• _THE REQUEST_: Turn the lines of the listing, starting at its first line and ending at the line that contains "latest-observation-line2: observation xyxy=(1232,243,1374,271)", into a JSON list of strings with one string per line and blank lines omitted.

• _RECORDS PROVIDED_:
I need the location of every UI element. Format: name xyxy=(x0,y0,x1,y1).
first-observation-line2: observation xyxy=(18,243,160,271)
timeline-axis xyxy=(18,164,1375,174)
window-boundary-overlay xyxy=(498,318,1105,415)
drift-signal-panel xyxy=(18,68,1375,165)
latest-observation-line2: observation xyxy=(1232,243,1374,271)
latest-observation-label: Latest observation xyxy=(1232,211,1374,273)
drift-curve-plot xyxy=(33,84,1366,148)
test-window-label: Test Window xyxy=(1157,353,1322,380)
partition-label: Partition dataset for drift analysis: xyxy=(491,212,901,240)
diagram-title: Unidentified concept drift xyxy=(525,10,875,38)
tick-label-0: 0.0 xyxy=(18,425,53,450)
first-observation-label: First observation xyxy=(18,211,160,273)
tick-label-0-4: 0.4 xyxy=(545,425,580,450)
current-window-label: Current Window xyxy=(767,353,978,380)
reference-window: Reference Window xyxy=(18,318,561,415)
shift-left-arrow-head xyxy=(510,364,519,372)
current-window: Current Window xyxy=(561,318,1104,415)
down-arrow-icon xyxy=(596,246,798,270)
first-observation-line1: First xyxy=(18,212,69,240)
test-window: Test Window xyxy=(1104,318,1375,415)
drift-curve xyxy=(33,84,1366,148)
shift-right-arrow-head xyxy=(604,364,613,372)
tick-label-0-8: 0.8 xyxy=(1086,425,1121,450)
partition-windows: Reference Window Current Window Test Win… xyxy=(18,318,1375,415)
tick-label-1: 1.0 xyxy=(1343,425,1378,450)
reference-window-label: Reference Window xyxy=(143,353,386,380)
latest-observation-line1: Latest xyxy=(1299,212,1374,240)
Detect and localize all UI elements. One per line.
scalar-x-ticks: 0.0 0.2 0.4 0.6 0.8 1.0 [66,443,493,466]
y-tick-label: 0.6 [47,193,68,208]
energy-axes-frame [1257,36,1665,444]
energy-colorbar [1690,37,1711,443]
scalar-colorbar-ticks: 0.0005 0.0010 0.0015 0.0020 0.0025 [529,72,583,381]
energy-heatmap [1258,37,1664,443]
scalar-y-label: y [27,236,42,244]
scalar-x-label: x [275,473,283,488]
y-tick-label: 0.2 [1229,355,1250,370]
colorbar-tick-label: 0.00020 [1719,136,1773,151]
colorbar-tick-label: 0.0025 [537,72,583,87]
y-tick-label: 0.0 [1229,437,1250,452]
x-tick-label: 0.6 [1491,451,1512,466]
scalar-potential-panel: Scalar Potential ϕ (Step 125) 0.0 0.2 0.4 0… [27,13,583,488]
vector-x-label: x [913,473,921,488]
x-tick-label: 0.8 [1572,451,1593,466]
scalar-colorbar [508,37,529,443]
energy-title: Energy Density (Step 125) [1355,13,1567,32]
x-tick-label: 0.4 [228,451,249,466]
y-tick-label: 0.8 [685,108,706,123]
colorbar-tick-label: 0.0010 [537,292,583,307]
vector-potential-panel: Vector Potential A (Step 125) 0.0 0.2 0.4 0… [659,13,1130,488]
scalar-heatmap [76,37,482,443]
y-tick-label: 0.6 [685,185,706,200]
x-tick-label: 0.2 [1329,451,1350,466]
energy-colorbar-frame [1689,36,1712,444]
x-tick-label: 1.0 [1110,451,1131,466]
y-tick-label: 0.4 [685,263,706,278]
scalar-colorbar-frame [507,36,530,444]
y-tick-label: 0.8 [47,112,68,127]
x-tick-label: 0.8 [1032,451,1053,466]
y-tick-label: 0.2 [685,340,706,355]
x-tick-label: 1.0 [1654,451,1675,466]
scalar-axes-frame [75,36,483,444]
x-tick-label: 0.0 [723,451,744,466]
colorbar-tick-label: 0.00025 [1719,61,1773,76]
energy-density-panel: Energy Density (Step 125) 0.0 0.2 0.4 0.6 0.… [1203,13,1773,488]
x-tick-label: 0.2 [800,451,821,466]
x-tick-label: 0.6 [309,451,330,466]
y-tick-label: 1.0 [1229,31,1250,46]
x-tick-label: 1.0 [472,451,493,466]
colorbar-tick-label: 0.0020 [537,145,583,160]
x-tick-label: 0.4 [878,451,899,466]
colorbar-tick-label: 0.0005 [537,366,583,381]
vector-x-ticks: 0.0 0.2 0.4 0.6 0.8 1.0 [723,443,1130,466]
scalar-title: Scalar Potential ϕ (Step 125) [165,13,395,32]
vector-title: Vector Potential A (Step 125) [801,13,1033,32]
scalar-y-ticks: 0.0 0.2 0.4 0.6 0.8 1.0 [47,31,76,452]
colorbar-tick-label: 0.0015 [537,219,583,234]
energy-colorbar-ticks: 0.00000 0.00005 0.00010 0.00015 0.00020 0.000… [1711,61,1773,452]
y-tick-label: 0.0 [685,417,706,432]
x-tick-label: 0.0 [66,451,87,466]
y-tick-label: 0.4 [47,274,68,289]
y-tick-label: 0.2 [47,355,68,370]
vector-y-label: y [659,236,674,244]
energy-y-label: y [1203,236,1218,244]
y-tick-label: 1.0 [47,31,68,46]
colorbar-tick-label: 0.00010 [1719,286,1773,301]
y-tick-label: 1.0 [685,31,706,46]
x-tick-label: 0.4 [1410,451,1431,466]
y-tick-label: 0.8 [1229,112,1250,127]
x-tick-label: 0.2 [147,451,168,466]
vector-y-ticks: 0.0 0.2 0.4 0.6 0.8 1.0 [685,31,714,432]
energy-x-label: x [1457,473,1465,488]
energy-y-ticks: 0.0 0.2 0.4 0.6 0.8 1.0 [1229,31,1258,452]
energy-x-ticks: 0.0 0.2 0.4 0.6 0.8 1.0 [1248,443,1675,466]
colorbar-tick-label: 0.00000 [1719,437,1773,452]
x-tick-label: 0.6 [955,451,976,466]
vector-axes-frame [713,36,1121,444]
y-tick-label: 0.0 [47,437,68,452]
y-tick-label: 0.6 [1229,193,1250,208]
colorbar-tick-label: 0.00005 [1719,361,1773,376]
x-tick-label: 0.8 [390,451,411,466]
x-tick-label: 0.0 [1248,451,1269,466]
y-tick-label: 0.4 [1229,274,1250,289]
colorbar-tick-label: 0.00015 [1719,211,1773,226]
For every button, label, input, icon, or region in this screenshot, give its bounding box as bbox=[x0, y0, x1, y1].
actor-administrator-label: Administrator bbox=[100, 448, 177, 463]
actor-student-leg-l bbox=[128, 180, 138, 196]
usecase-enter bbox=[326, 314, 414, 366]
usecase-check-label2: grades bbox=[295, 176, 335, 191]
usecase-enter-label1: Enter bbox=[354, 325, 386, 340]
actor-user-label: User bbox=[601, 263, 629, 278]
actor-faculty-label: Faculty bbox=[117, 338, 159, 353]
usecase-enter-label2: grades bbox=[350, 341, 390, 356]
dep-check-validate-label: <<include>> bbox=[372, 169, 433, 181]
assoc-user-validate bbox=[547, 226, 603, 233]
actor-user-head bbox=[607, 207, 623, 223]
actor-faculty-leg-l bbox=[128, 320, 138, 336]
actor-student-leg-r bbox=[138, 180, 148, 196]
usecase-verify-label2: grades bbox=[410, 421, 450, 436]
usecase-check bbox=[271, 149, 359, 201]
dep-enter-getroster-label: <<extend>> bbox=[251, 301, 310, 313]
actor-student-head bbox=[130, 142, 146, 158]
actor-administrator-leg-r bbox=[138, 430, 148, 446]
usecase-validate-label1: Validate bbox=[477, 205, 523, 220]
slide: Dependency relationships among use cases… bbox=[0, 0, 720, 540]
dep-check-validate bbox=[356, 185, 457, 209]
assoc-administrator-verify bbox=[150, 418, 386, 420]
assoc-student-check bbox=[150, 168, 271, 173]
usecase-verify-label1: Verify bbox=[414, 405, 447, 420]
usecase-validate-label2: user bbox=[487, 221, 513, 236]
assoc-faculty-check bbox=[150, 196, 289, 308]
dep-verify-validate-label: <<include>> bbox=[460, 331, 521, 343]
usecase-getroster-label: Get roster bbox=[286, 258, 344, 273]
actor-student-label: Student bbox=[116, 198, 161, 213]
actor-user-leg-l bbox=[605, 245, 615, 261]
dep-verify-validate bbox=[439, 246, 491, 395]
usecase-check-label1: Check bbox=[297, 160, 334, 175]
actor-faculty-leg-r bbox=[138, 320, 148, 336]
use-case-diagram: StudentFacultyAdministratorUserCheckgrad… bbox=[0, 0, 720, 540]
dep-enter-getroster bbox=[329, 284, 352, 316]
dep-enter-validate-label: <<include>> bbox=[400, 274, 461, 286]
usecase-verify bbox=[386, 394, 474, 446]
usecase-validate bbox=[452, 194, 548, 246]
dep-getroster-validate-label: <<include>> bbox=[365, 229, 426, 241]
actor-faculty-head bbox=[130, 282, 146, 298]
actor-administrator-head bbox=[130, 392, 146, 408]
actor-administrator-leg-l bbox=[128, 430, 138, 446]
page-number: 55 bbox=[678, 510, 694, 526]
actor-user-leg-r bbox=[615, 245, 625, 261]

• _WRITTEN RESPONSE_:
[
  "I need the location of every UI element. Format: name xyxy=(x0,y0,x1,y1).",
  "first-observation-line2: observation xyxy=(18,243,160,271)",
  "timeline-axis xyxy=(18,164,1375,174)",
  "window-boundary-overlay xyxy=(498,318,1105,415)",
  "drift-signal-panel xyxy=(18,68,1375,165)",
  "latest-observation-line2: observation xyxy=(1232,243,1374,271)"
]